▶ **PROBLEM TO WORK ON**
Each entry below should be written out exactly as it is, with no pictures.
***** MATERIAL FOR THIS TASK *****
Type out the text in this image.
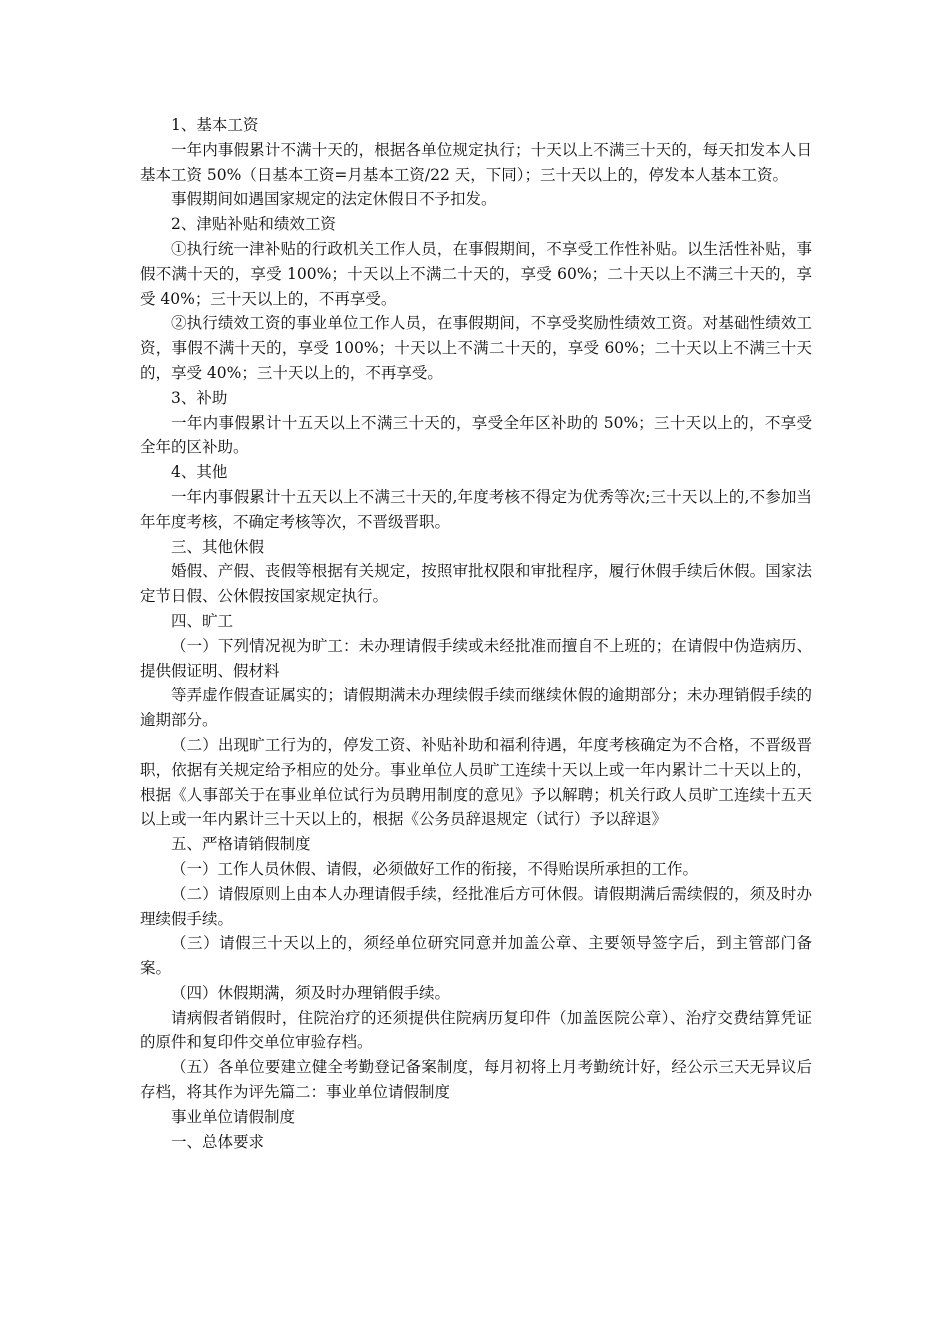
1、基本工资

一年内事假累计不满十天的，根据各单位规定执行；十天以上不满三十天的，每天扣发本人日基本工资 50%（日基本工资=月基本工资/22 天，下同）；三十天以上的，停发本人基本工资。

事假期间如遇国家规定的法定休假日不予扣发。

2、津贴补贴和绩效工资

①执行统一津补贴的行政机关工作人员，在事假期间，不享受工作性补贴。以生活性补贴，事假不满十天的，享受 100%；十天以上不满二十天的，享受 60%；二十天以上不满三十天的，享受 40%；三十天以上的，不再享受。

②执行绩效工资的事业单位工作人员，在事假期间，不享受奖励性绩效工资。对基础性绩效工资，事假不满十天的，享受 100%；十天以上不满二十天的，享受 60%；二十天以上不满三十天的，享受 40%；三十天以上的，不再享受。

3、补助

一年内事假累计十五天以上不满三十天的，享受全年区补助的 50%；三十天以上的，不享受全年的区补助。

4、其他

一年内事假累计十五天以上不满三十天的,年度考核不得定为优秀等次;三十天以上的,不参加当年年度考核，不确定考核等次，不晋级晋职。

三、其他休假

婚假、产假、丧假等根据有关规定，按照审批权限和审批程序，履行休假手续后休假。国家法定节日假、公休假按国家规定执行。

四、旷工

（一）下列情况视为旷工：未办理请假手续或未经批准而擅自不上班的；在请假中伪造病历、提供假证明、假材料

等弄虚作假查证属实的；请假期满未办理续假手续而继续休假的逾期部分；未办理销假手续的逾期部分。

（二）出现旷工行为的，停发工资、补贴补助和福利待遇，年度考核确定为不合格，不晋级晋职，依据有关规定给予相应的处分。事业单位人员旷工连续十天以上或一年内累计二十天以上的，根据《人事部关于在事业单位试行为员聘用制度的意见》予以解聘；机关行政人员旷工连续十五天以上或一年内累计三十天以上的，根据《公务员辞退规定（试行）予以辞退》

五、严格请销假制度

（一）工作人员休假、请假，必须做好工作的衔接，不得贻误所承担的工作。

（二）请假原则上由本人办理请假手续，经批准后方可休假。请假期满后需续假的，须及时办理续假手续。

（三）请假三十天以上的，须经单位研究同意并加盖公章、主要领导签字后，到主管部门备案。

（四）休假期满，须及时办理销假手续。

请病假者销假时，住院治疗的还须提供住院病历复印件（加盖医院公章）、治疗交费结算凭证的原件和复印件交单位审验存档。

（五）各单位要建立健全考勤登记备案制度，每月初将上月考勤统计好，经公示三天无异议后存档，将其作为评先篇二：事业单位请假制度

事业单位请假制度

一、总体要求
*****
▶ **WRITTEN RESPONSE**
Type out the text in this image.
1、基本工资

一年内事假累计不满十天的，根据各单位规定执行；十天以上不满三十天的，每天扣发本人日基本工资 50%（日基本工资=月基本工资/22 天，下同）；三十天以上的，停发本人基本工资。

事假期间如遇国家规定的法定休假日不予扣发。

2、津贴补贴和绩效工资

①执行统一津补贴的行政机关工作人员，在事假期间，不享受工作性补贴。以生活性补贴，事假不满十天的，享受 100%；十天以上不满二十天的，享受 60%；二十天以上不满三十天的，享受 40%；三十天以上的，不再享受。

②执行绩效工资的事业单位工作人员，在事假期间，不享受奖励性绩效工资。对基础性绩效工资，事假不满十天的，享受 100%；十天以上不满二十天的，享受 60%；二十天以上不满三十天的，享受 40%；三十天以上的，不再享受。

3、补助

一年内事假累计十五天以上不满三十天的，享受全年区补助的 50%；三十天以上的，不享受全年的区补助。

4、其他

一年内事假累计十五天以上不满三十天的,年度考核不得定为优秀等次;三十天以上的,不参加当年年度考核，不确定考核等次，不晋级晋职。

三、其他休假

婚假、产假、丧假等根据有关规定，按照审批权限和审批程序，履行休假手续后休假。国家法定节日假、公休假按国家规定执行。

四、旷工

（一）下列情况视为旷工：未办理请假手续或未经批准而擅自不上班的；在请假中伪造病历、提供假证明、假材料

等弄虚作假查证属实的；请假期满未办理续假手续而继续休假的逾期部分；未办理销假手续的逾期部分。

（二）出现旷工行为的，停发工资、补贴补助和福利待遇，年度考核确定为不合格，不晋级晋职，依据有关规定给予相应的处分。事业单位人员旷工连续十天以上或一年内累计二十天以上的，根据《人事部关于在事业单位试行为员聘用制度的意见》予以解聘；机关行政人员旷工连续十五天以上或一年内累计三十天以上的，根据《公务员辞退规定（试行）予以辞退》

五、严格请销假制度

（一）工作人员休假、请假，必须做好工作的衔接，不得贻误所承担的工作。

（二）请假原则上由本人办理请假手续，经批准后方可休假。请假期满后需续假的，须及时办理续假手续。

（三）请假三十天以上的，须经单位研究同意并加盖公章、主要领导签字后，到主管部门备案。

（四）休假期满，须及时办理销假手续。

请病假者销假时，住院治疗的还须提供住院病历复印件（加盖医院公章）、治疗交费结算凭证的原件和复印件交单位审验存档。

（五）各单位要建立健全考勤登记备案制度，每月初将上月考勤统计好，经公示三天无异议后存档，将其作为评先篇二：事业单位请假制度

事业单位请假制度

一、总体要求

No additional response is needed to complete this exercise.